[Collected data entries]
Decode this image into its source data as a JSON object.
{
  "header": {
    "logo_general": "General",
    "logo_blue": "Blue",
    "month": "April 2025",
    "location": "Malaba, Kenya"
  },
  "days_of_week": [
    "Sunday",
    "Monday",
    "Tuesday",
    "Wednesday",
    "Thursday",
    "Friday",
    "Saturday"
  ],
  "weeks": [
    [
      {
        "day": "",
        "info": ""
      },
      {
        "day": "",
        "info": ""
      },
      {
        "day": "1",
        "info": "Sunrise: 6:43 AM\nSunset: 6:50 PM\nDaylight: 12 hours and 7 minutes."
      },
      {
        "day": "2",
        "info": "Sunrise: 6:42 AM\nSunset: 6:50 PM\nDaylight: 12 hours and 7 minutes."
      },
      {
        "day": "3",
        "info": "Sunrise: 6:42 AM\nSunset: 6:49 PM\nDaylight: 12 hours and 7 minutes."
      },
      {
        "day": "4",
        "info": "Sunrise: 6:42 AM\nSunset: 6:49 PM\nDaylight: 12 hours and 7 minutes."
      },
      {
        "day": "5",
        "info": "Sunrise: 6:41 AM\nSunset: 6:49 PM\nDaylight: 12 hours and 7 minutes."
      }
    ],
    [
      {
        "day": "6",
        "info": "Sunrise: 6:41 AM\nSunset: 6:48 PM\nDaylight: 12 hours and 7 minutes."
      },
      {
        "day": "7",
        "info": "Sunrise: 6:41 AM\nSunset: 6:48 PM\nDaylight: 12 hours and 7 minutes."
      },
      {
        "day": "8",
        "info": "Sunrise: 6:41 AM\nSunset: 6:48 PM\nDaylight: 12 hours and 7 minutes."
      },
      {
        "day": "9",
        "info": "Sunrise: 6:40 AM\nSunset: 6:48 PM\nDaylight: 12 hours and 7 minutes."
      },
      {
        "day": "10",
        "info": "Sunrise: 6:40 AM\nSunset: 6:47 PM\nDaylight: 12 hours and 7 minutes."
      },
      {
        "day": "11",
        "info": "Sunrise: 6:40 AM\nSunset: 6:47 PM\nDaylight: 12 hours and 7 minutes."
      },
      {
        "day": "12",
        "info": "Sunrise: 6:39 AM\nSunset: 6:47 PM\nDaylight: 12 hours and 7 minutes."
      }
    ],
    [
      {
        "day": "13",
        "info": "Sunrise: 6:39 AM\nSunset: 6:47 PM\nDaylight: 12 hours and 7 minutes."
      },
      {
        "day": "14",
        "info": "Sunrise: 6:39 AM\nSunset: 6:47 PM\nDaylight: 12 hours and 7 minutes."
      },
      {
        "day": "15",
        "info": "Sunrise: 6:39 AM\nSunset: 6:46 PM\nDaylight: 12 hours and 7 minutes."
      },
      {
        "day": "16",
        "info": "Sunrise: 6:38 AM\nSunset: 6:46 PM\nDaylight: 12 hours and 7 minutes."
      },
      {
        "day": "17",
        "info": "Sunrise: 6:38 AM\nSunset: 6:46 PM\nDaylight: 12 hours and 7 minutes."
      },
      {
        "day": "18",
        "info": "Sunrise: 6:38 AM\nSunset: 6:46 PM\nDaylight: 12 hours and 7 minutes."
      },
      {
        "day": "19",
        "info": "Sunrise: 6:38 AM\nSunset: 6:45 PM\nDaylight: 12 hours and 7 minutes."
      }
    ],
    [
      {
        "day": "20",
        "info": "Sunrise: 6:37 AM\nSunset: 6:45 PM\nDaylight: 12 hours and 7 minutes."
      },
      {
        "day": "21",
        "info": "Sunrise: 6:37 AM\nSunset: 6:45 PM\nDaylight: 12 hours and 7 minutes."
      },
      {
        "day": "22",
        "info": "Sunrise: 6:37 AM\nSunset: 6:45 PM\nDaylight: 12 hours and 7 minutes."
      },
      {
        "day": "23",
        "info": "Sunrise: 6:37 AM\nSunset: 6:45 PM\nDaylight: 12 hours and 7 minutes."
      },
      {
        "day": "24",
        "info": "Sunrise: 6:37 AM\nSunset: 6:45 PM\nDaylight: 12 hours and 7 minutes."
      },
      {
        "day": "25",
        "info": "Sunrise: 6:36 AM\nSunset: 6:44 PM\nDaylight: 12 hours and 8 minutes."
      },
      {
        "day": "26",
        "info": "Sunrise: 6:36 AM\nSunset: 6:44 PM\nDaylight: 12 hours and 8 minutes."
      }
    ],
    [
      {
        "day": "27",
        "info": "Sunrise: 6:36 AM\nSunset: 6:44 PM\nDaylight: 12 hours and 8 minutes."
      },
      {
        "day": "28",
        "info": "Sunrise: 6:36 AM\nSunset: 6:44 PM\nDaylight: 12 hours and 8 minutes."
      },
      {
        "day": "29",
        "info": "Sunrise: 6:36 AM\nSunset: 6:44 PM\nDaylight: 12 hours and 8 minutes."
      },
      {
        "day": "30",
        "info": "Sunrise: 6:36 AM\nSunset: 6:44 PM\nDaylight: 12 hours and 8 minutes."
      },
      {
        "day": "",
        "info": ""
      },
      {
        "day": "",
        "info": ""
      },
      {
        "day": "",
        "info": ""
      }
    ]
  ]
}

The exercise ::
Go back to the listing above and please repeat it exactly.

Exercise solution ::
Decode this image into its source data as a JSON object.
{
  "header": {
    "logo_general": "General",
    "logo_blue": "Blue",
    "month": "April 2025",
    "location": "Malaba, Kenya"
  },
  "days_of_week": [
    "Sunday",
    "Monday",
    "Tuesday",
    "Wednesday",
    "Thursday",
    "Friday",
    "Saturday"
  ],
  "weeks": [
    [
      {
        "day": "",
        "info": ""
      },
      {
        "day": "",
        "info": ""
      },
      {
        "day": "1",
        "info": "Sunrise: 6:43 AM\nSunset: 6:50 PM\nDaylight: 12 hours and 7 minutes."
      },
      {
        "day": "2",
        "info": "Sunrise: 6:42 AM\nSunset: 6:50 PM\nDaylight: 12 hours and 7 minutes."
      },
      {
        "day": "3",
        "info": "Sunrise: 6:42 AM\nSunset: 6:49 PM\nDaylight: 12 hours and 7 minutes."
      },
      {
        "day": "4",
        "info": "Sunrise: 6:42 AM\nSunset: 6:49 PM\nDaylight: 12 hours and 7 minutes."
      },
      {
        "day": "5",
        "info": "Sunrise: 6:41 AM\nSunset: 6:49 PM\nDaylight: 12 hours and 7 minutes."
      }
    ],
    [
      {
        "day": "6",
        "info": "Sunrise: 6:41 AM\nSunset: 6:48 PM\nDaylight: 12 hours and 7 minutes."
      },
      {
        "day": "7",
        "info": "Sunrise: 6:41 AM\nSunset: 6:48 PM\nDaylight: 12 hours and 7 minutes."
      },
      {
        "day": "8",
        "info": "Sunrise: 6:41 AM\nSunset: 6:48 PM\nDaylight: 12 hours and 7 minutes."
      },
      {
        "day": "9",
        "info": "Sunrise: 6:40 AM\nSunset: 6:48 PM\nDaylight: 12 hours and 7 minutes."
      },
      {
        "day": "10",
        "info": "Sunrise: 6:40 AM\nSunset: 6:47 PM\nDaylight: 12 hours and 7 minutes."
      },
      {
        "day": "11",
        "info": "Sunrise: 6:40 AM\nSunset: 6:47 PM\nDaylight: 12 hours and 7 minutes."
      },
      {
        "day": "12",
        "info": "Sunrise: 6:39 AM\nSunset: 6:47 PM\nDaylight: 12 hours and 7 minutes."
      }
    ],
    [
      {
        "day": "13",
        "info": "Sunrise: 6:39 AM\nSunset: 6:47 PM\nDaylight: 12 hours and 7 minutes."
      },
      {
        "day": "14",
        "info": "Sunrise: 6:39 AM\nSunset: 6:47 PM\nDaylight: 12 hours and 7 minutes."
      },
      {
        "day": "15",
        "info": "Sunrise: 6:39 AM\nSunset: 6:46 PM\nDaylight: 12 hours and 7 minutes."
      },
      {
        "day": "16",
        "info": "Sunrise: 6:38 AM\nSunset: 6:46 PM\nDaylight: 12 hours and 7 minutes."
      },
      {
        "day": "17",
        "info": "Sunrise: 6:38 AM\nSunset: 6:46 PM\nDaylight: 12 hours and 7 minutes."
      },
      {
        "day": "18",
        "info": "Sunrise: 6:38 AM\nSunset: 6:46 PM\nDaylight: 12 hours and 7 minutes."
      },
      {
        "day": "19",
        "info": "Sunrise: 6:38 AM\nSunset: 6:45 PM\nDaylight: 12 hours and 7 minutes."
      }
    ],
    [
      {
        "day": "20",
        "info": "Sunrise: 6:37 AM\nSunset: 6:45 PM\nDaylight: 12 hours and 7 minutes."
      },
      {
        "day": "21",
        "info": "Sunrise: 6:37 AM\nSunset: 6:45 PM\nDaylight: 12 hours and 7 minutes."
      },
      {
        "day": "22",
        "info": "Sunrise: 6:37 AM\nSunset: 6:45 PM\nDaylight: 12 hours and 7 minutes."
      },
      {
        "day": "23",
        "info": "Sunrise: 6:37 AM\nSunset: 6:45 PM\nDaylight: 12 hours and 7 minutes."
      },
      {
        "day": "24",
        "info": "Sunrise: 6:37 AM\nSunset: 6:45 PM\nDaylight: 12 hours and 7 minutes."
      },
      {
        "day": "25",
        "info": "Sunrise: 6:36 AM\nSunset: 6:44 PM\nDaylight: 12 hours and 8 minutes."
      },
      {
        "day": "26",
        "info": "Sunrise: 6:36 AM\nSunset: 6:44 PM\nDaylight: 12 hours and 8 minutes."
      }
    ],
    [
      {
        "day": "27",
        "info": "Sunrise: 6:36 AM\nSunset: 6:44 PM\nDaylight: 12 hours and 8 minutes."
      },
      {
        "day": "28",
        "info": "Sunrise: 6:36 AM\nSunset: 6:44 PM\nDaylight: 12 hours and 8 minutes."
      },
      {
        "day": "29",
        "info": "Sunrise: 6:36 AM\nSunset: 6:44 PM\nDaylight: 12 hours and 8 minutes."
      },
      {
        "day": "30",
        "info": "Sunrise: 6:36 AM\nSunset: 6:44 PM\nDaylight: 12 hours and 8 minutes."
      },
      {
        "day": "",
        "info": ""
      },
      {
        "day": "",
        "info": ""
      },
      {
        "day": "",
        "info": ""
      }
    ]
  ]
}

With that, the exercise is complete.